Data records
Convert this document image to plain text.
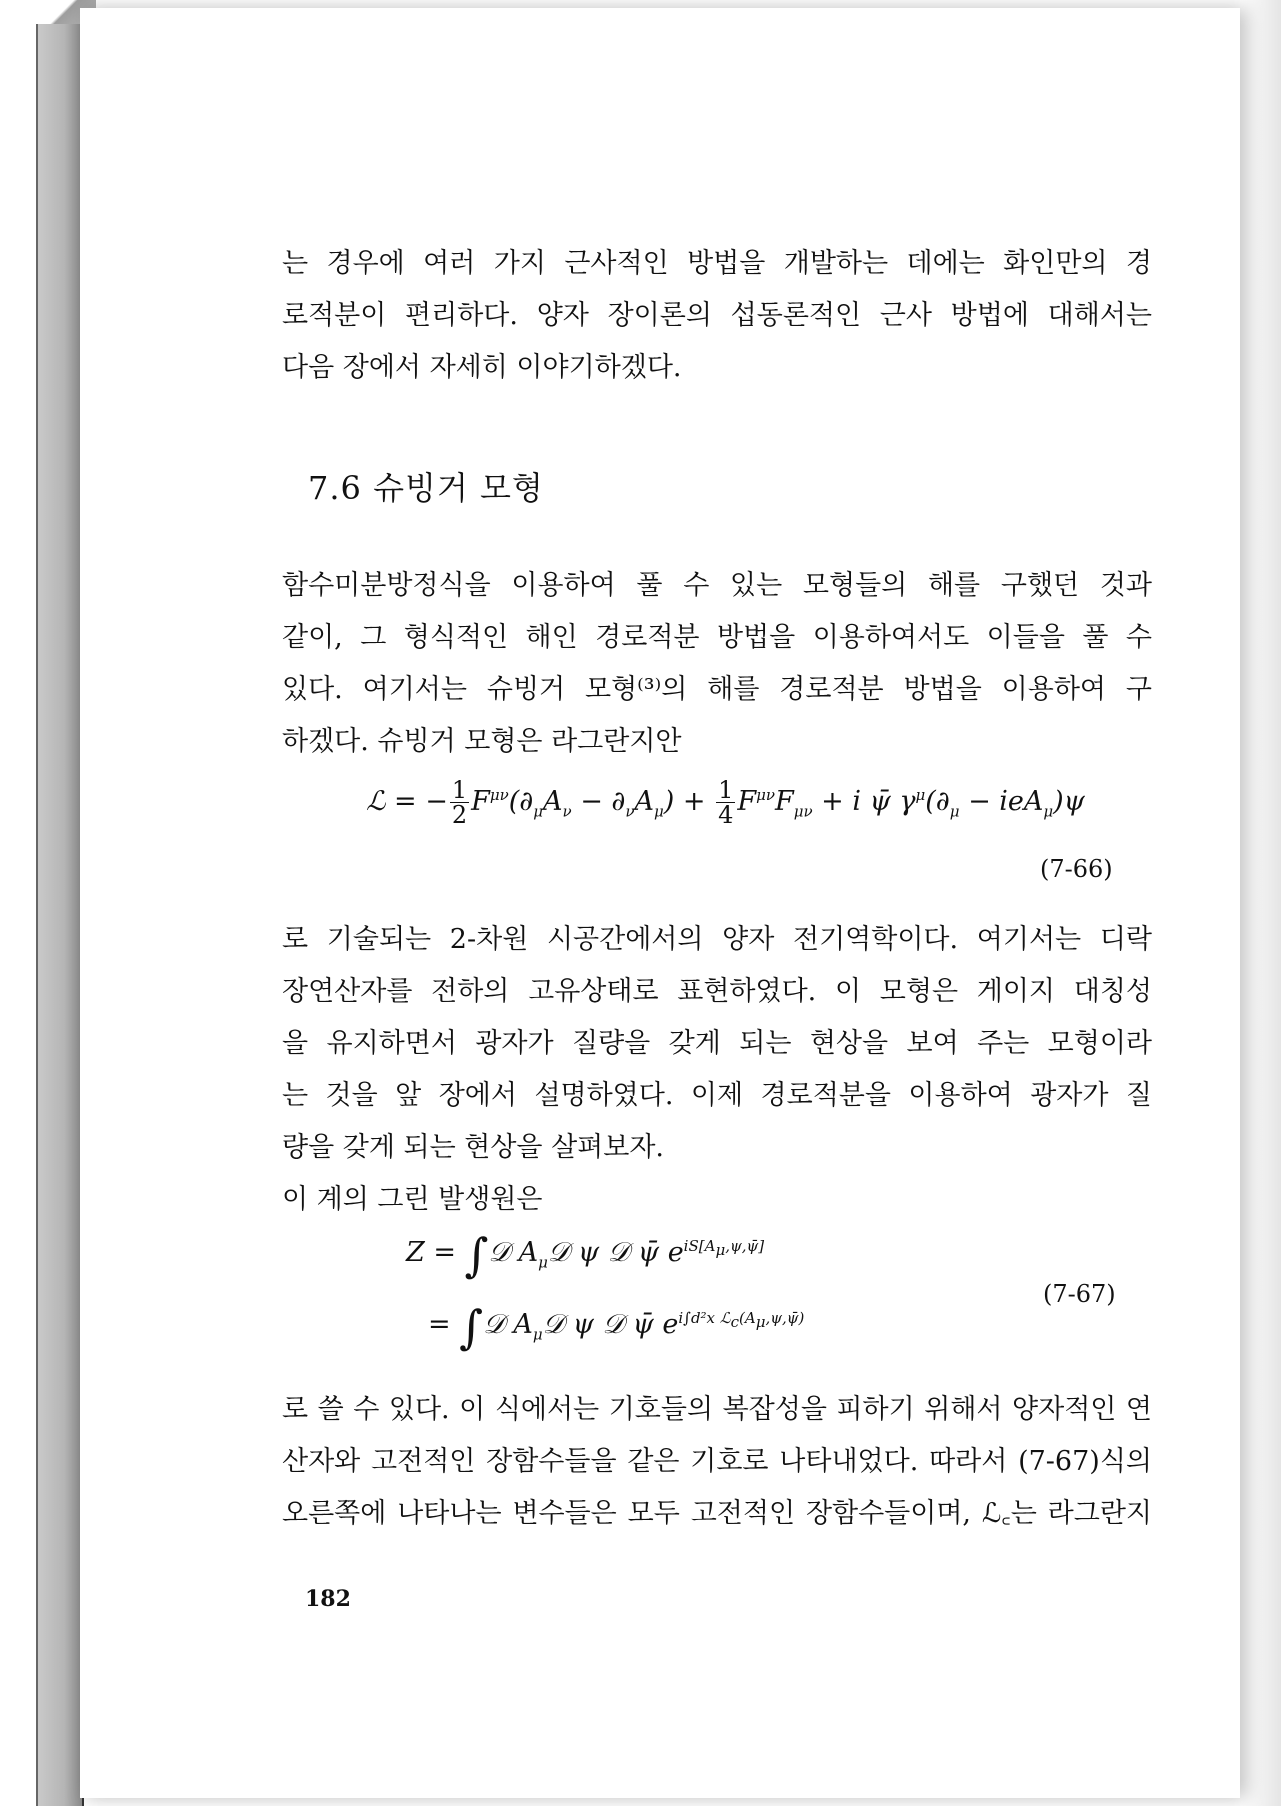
는 경우에 여러 가지 근사적인 방법을 개발하는 데에는 화인만의 경
로적분이 편리하다. 양자 장이론의 섭동론적인 근사 방법에 대해서는
다음 장에서 자세히 이야기하겠다.
7.6 슈빙거 모형
함수미분방정식을 이용하여 풀 수 있는 모형들의 해를 구했던 것과
같이, 그 형식적인 해인 경로적분 방법을 이용하여서도 이들을 풀 수
있다. 여기서는 슈빙거 모형⁽³⁾의 해를 경로적분 방법을 이용하여 구
하겠다. 슈빙거 모형은 라그란지안
ℒ = − $\frac{1}{2} F^{\mu\nu}(\partial_\mu A_\nu - \partial_\nu A_\mu) + \frac{1}{4} F^{\mu\nu}F_{\mu\nu} + i$ ψ̄ $\gamma^\mu(\partial_\mu - ieA_\mu)\psi$
(7-66)
로 기술되는 2-차원 시공간에서의 양자 전기역학이다. 여기서는 디락
장연산자를 전하의 고유상태로 표현하였다. 이 모형은 게이지 대칭성
을 유지하면서 광자가 질량을 갖게 되는 현상을 보여 주는 모형이라
는 것을 앞 장에서 설명하였다. 이제 경로적분을 이용하여 광자가 질
량을 갖게 되는 현상을 살펴보자.
이 계의 그린 발생원은
Z = ∫𝒟 $A_\mu 𝒟$ ψ 𝒟 ψ̄ $e^{iS[A_\mu,\psi,\psī]}$
= ∫𝒟 $A_\mu 𝒟$ ψ 𝒟 ψ̄ $e^{i\int d^2x ℒ_c(A_\mu,\psi,\psī)}$
(7-67)
로 쓸 수 있다. 이 식에서는 기호들의 복잡성을 피하기 위해서 양자적인 연
산자와 고전적인 장함수들을 같은 기호로 나타내었다. 따라서 (7-67)식의
오른쪽에 나타나는 변수들은 모두 고전적인 장함수들이며, ℒ꜀는 라그란지
182
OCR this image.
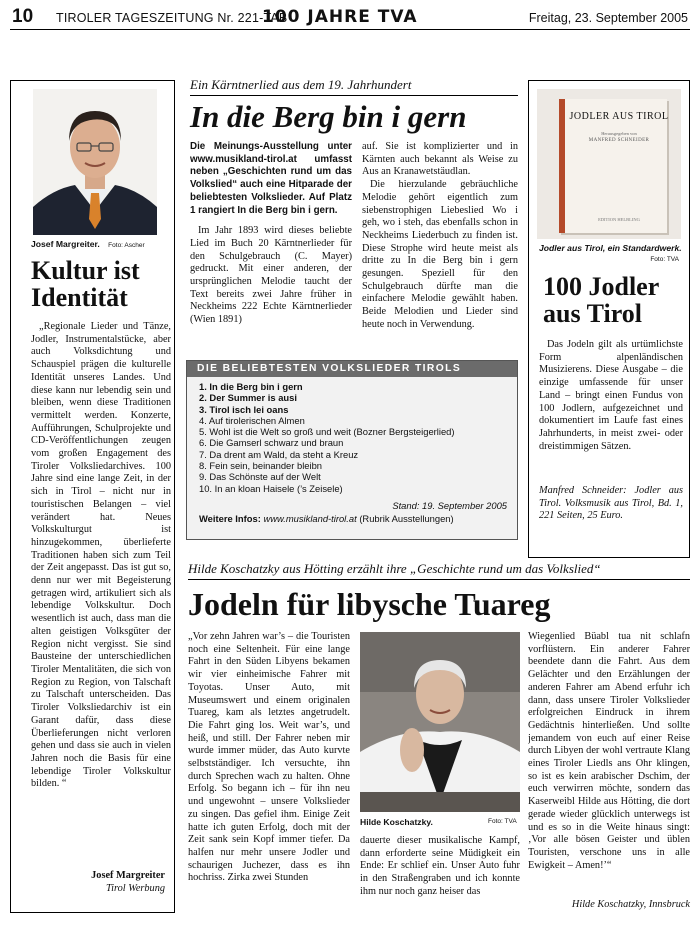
10 TIROLER TAGESZEITUNG Nr. 221-TAB
100 JAHRE TVA	Freitag, 23. September 2005
Josef Margreiter. Foto: Ascher
Kultur ist Identität

„Regionale Lieder und Tänze, Jodler, Instrumentalstücke, aber auch Volksdichtung und Schauspiel prägen die kulturelle Identität unseres Landes. Und diese kann nur lebendig sein und bleiben, wenn diese Traditionen vermittelt werden. Konzerte, Aufführungen, Schulprojekte und CD-Veröffentlichungen zeugen vom großen Engagement des Tiroler Volksliedarchives. 100 Jahre sind eine lange Zeit, in der sich in Tirol – nicht nur in touristischen Belangen – viel verändert hat. Neues Volkskulturgut ist hinzugekommen, überlieferte Traditionen haben sich zum Teil der Zeit angepasst. Das ist gut so, denn nur wer mit Begeisterung getragen wird, artikuliert sich als lebendige Volkskultur. Doch wesentlich ist auch, dass man die alten geistigen Volksgüter der Region nicht vergisst. Sie sind Bausteine der unterschiedlichen Tiroler Mentalitäten, die sich von Region zu Region, von Talschaft zu Talschaft unterscheiden. Das Tiroler Volksliedarchiv ist ein Garant dafür, dass diese Überlieferungen nicht verloren gehen und dass sie auch in vielen Jahren noch die Basis für eine lebendige Tiroler Volkskultur bilden. “

Josef Margreiter
Tirol Werbung
Ein Kärntnerlied aus dem 19. Jahrhundert
In die Berg bin i gern

Die Meinungs-Ausstellung unter www.musikland-tirol.at umfasst neben „Geschichten rund um das Volkslied“ auch eine Hitparade der beliebtesten Volkslieder. Auf Platz 1 rangiert In die Berg bin i gern.

Im Jahr 1893 wird dieses beliebte Lied im Buch 20 Kärntnerlieder für den Schulgebrauch (C. Mayer) gedruckt. Mit einer anderen, der ursprünglichen Melodie taucht der Text bereits zwei Jahre früher in Neckheims 222 Echte Kärntnerlieder (Wien 1891)

auf. Sie ist komplizierter und in Kärnten auch bekannt als Weise zu Aus an Kranawetstäudlan.

Die hierzulande gebräuchliche Melodie gehört eigentlich zum siebenstrophigen Liebeslied Wo i geh, wo i steh, das ebenfalls schon in Neckheims Liederbuch zu finden ist. Diese Strophe wird heute meist als dritte zu In die Berg bin i gern gesungen. Speziell für den Schulgebrauch dürfte man die einfachere Melodie gewählt haben. Beide Melodien und Lieder sind heute noch in Verwendung.

DIE BELIEBTESTEN VOLKSLIEDER TIROLS
1. In die Berg bin i gern
2. Der Summer is ausi
3. Tirol isch lei oans
4. Auf tirolerischen Almen
5. Wohl ist die Welt so groß und weit (Bozner Bergsteigerlied)
6. Die Gamserl schwarz und braun
7. Da drent am Wald, da steht a Kreuz
8. Fein sein, beinander bleibn
9. Das Schönste auf der Welt
10. In an kloan Haisele (’s Zeisele)
Stand: 19. September 2005
Weitere Infos: www.musikland-tirol.at (Rubrik Ausstellungen)
JODLER AUS TIROL
Herausgegeben von
MANFRED SCHNEIDER
EDITION HELBLING
Jodler aus Tirol, ein Standardwerk.
Foto: TVA
100 Jodler aus Tirol

Das Jodeln gilt als urtümlichste Form alpenländischen Musizierens. Diese Ausgabe – die einzige umfassende für unser Land – bringt einen Fundus von 100 Jodlern, aufgezeichnet und dokumentiert im Laufe fast eines Jahrhunderts, in meist zwei- oder dreistimmigen Sätzen.

Manfred Schneider: Jodler aus Tirol. Volksmusik aus Tirol, Bd. 1, 221 Seiten, 25 Euro.

Hilde Koschatzky aus Hötting erzählt ihre „Geschichte rund um das Volkslied“
Jodeln für libysche Tuareg

„Vor zehn Jahren war’s – die Touristen noch eine Seltenheit. Für eine lange Fahrt in den Süden Libyens bekamen wir vier einheimische Fahrer mit Toyotas. Unser Auto, mit Museumswert und einem originalen Tuareg, kam als letztes angetrudelt. Die Fahrt ging los. Weit war’s, und heiß, und still. Der Fahrer neben mir wurde immer müder, das Auto kurvte selbstständiger. Ich versuchte, ihn durch Sprechen wach zu halten. Ohne Erfolg. So begann ich – für ihn neu und ungewohnt – unsere Volkslieder zu singen. Das gefiel ihm. Einige Zeit hatte ich guten Erfolg, doch mit der Zeit sank sein Kopf immer tiefer. Da halfen nur mehr unsere Jodler und schaurigen Juchezer, dass es ihn hochriss. Zirka zwei Stunden

Hilde Koschatzky.	Foto: TVA

dauerte dieser musikalische Kampf, dann erforderte seine Müdigkeit ein Ende: Er schlief ein. Unser Auto fuhr in den Straßengraben und ich konnte ihm nur noch ganz heiser das

Wiegenlied Büabl tua nit schlafn vorflüstern. Ein anderer Fahrer beendete dann die Fahrt. Aus dem Gelächter und den Erzählungen der anderen Fahrer am Abend erfuhr ich dann, dass unsere Tiroler Volkslieder erfolgreichen Eindruck in ihrem Gedächtnis hinterließen. Und sollte jemandem von euch auf einer Reise durch Libyen der wohl vertraute Klang eines Tiroler Liedls ans Ohr klingen, so ist es kein arabischer Dschim, der euch verwirren möchte, sondern das Kaserweibl Hilde aus Hötting, die dort gerade wieder glücklich unterwegs ist und es so in die Weite hinaus singt: ‚Vor alle bösen Geister und üblen Touristen, verschone uns in alle Ewigkeit – Amen!’“

Hilde Koschatzky, Innsbruck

- _Given problem_
Write the records above out again exactly, with no pictures in your copy.

- _Finished task_
Convert this document image to plain text.
는 경우에 여러 가지 근사적인 방법을 개발하는 데에는 화인만의 경
로적분이 편리하다. 양자 장이론의 섭동론적인 근사 방법에 대해서는
다음 장에서 자세히 이야기하겠다.
7.6 슈빙거 모형
함수미분방정식을 이용하여 풀 수 있는 모형들의 해를 구했던 것과
같이, 그 형식적인 해인 경로적분 방법을 이용하여서도 이들을 풀 수
있다. 여기서는 슈빙거 모형⁽³⁾의 해를 경로적분 방법을 이용하여 구
하겠다. 슈빙거 모형은 라그란지안
ℒ = − $\frac{1}{2} F^{\mu\nu}(\partial_\mu A_\nu - \partial_\nu A_\mu) + \frac{1}{4} F^{\mu\nu}F_{\mu\nu} + i$ ψ̄ $\gamma^\mu(\partial_\mu - ieA_\mu)\psi$
(7-66)
로 기술되는 2-차원 시공간에서의 양자 전기역학이다. 여기서는 디락
장연산자를 전하의 고유상태로 표현하였다. 이 모형은 게이지 대칭성
을 유지하면서 광자가 질량을 갖게 되는 현상을 보여 주는 모형이라
는 것을 앞 장에서 설명하였다. 이제 경로적분을 이용하여 광자가 질
량을 갖게 되는 현상을 살펴보자.
이 계의 그린 발생원은
Z = ∫𝒟 $A_\mu 𝒟$ ψ 𝒟 ψ̄ $e^{iS[A_\mu,\psi,\psī]}$
= ∫𝒟 $A_\mu 𝒟$ ψ 𝒟 ψ̄ $e^{i\int d^2x ℒ_c(A_\mu,\psi,\psī)}$
(7-67)
로 쓸 수 있다. 이 식에서는 기호들의 복잡성을 피하기 위해서 양자적인 연
산자와 고전적인 장함수들을 같은 기호로 나타내었다. 따라서 (7-67)식의
오른쪽에 나타나는 변수들은 모두 고전적인 장함수들이며, ℒ꜀는 라그란지
182
OCR this image.
10 TIROLER TAGESZEITUNG Nr. 221-TAB
100 JAHRE TVA	Freitag, 23. September 2005
Josef Margreiter. Foto: Ascher
Kultur ist Identität

„Regionale Lieder und Tänze, Jodler, Instrumentalstücke, aber auch Volksdichtung und Schauspiel prägen die kulturelle Identität unseres Landes. Und diese kann nur lebendig sein und bleiben, wenn diese Traditionen vermittelt werden. Konzerte, Aufführungen, Schulprojekte und CD-Veröffentlichungen zeugen vom großen Engagement des Tiroler Volksliedarchives. 100 Jahre sind eine lange Zeit, in der sich in Tirol – nicht nur in touristischen Belangen – viel verändert hat. Neues Volkskulturgut ist hinzugekommen, überlieferte Traditionen haben sich zum Teil der Zeit angepasst. Das ist gut so, denn nur wer mit Begeisterung getragen wird, artikuliert sich als lebendige Volkskultur. Doch wesentlich ist auch, dass man die alten geistigen Volksgüter der Region nicht vergisst. Sie sind Bausteine der unterschiedlichen Tiroler Mentalitäten, die sich von Region zu Region, von Talschaft zu Talschaft unterscheiden. Das Tiroler Volksliedarchiv ist ein Garant dafür, dass diese Überlieferungen nicht verloren gehen und dass sie auch in vielen Jahren noch die Basis für eine lebendige Tiroler Volkskultur bilden. “

Josef Margreiter
Tirol Werbung
Ein Kärntnerlied aus dem 19. Jahrhundert
In die Berg bin i gern

Die Meinungs-Ausstellung unter www.musikland-tirol.at umfasst neben „Geschichten rund um das Volkslied“ auch eine Hitparade der beliebtesten Volkslieder. Auf Platz 1 rangiert In die Berg bin i gern.

Im Jahr 1893 wird dieses beliebte Lied im Buch 20 Kärntnerlieder für den Schulgebrauch (C. Mayer) gedruckt. Mit einer anderen, der ursprünglichen Melodie taucht der Text bereits zwei Jahre früher in Neckheims 222 Echte Kärntnerlieder (Wien 1891)

auf. Sie ist komplizierter und in Kärnten auch bekannt als Weise zu Aus an Kranawetstäudlan.

Die hierzulande gebräuchliche Melodie gehört eigentlich zum siebenstrophigen Liebeslied Wo i geh, wo i steh, das ebenfalls schon in Neckheims Liederbuch zu finden ist. Diese Strophe wird heute meist als dritte zu In die Berg bin i gern gesungen. Speziell für den Schulgebrauch dürfte man die einfachere Melodie gewählt haben. Beide Melodien und Lieder sind heute noch in Verwendung.

DIE BELIEBTESTEN VOLKSLIEDER TIROLS
1. In die Berg bin i gern
2. Der Summer is ausi
3. Tirol isch lei oans
4. Auf tirolerischen Almen
5. Wohl ist die Welt so groß und weit (Bozner Bergsteigerlied)
6. Die Gamserl schwarz und braun
7. Da drent am Wald, da steht a Kreuz
8. Fein sein, beinander bleibn
9. Das Schönste auf der Welt
10. In an kloan Haisele (’s Zeisele)
Stand: 19. September 2005
Weitere Infos: www.musikland-tirol.at (Rubrik Ausstellungen)
JODLER AUS TIROL
Herausgegeben von
MANFRED SCHNEIDER
EDITION HELBLING
Jodler aus Tirol, ein Standardwerk.
Foto: TVA
100 Jodler aus Tirol

Das Jodeln gilt als urtümlichste Form alpenländischen Musizierens. Diese Ausgabe – die einzige umfassende für unser Land – bringt einen Fundus von 100 Jodlern, aufgezeichnet und dokumentiert im Laufe fast eines Jahrhunderts, in meist zwei- oder dreistimmigen Sätzen.

Manfred Schneider: Jodler aus Tirol. Volksmusik aus Tirol, Bd. 1, 221 Seiten, 25 Euro.

Hilde Koschatzky aus Hötting erzählt ihre „Geschichte rund um das Volkslied“
Jodeln für libysche Tuareg

„Vor zehn Jahren war’s – die Touristen noch eine Seltenheit. Für eine lange Fahrt in den Süden Libyens bekamen wir vier einheimische Fahrer mit Toyotas. Unser Auto, mit Museumswert und einem originalen Tuareg, kam als letztes angetrudelt. Die Fahrt ging los. Weit war’s, und heiß, und still. Der Fahrer neben mir wurde immer müder, das Auto kurvte selbstständiger. Ich versuchte, ihn durch Sprechen wach zu halten. Ohne Erfolg. So begann ich – für ihn neu und ungewohnt – unsere Volkslieder zu singen. Das gefiel ihm. Einige Zeit hatte ich guten Erfolg, doch mit der Zeit sank sein Kopf immer tiefer. Da halfen nur mehr unsere Jodler und schaurigen Juchezer, dass es ihn hochriss. Zirka zwei Stunden

Hilde Koschatzky.	Foto: TVA

dauerte dieser musikalische Kampf, dann erforderte seine Müdigkeit ein Ende: Er schlief ein. Unser Auto fuhr in den Straßengraben und ich konnte ihm nur noch ganz heiser das

Wiegenlied Büabl tua nit schlafn vorflüstern. Ein anderer Fahrer beendete dann die Fahrt. Aus dem Gelächter und den Erzählungen der anderen Fahrer am Abend erfuhr ich dann, dass unsere Tiroler Volkslieder erfolgreichen Eindruck in ihrem Gedächtnis hinterließen. Und sollte jemandem von euch auf einer Reise durch Libyen der wohl vertraute Klang eines Tiroler Liedls ans Ohr klingen, so ist es kein arabischer Dschim, der euch verwirren möchte, sondern das Kaserweibl Hilde aus Hötting, die dort gerade wieder glücklich unterwegs ist und es so in die Weite hinaus singt: ‚Vor alle bösen Geister und üblen Touristen, verschone uns in alle Ewigkeit – Amen!’“

Hilde Koschatzky, Innsbruck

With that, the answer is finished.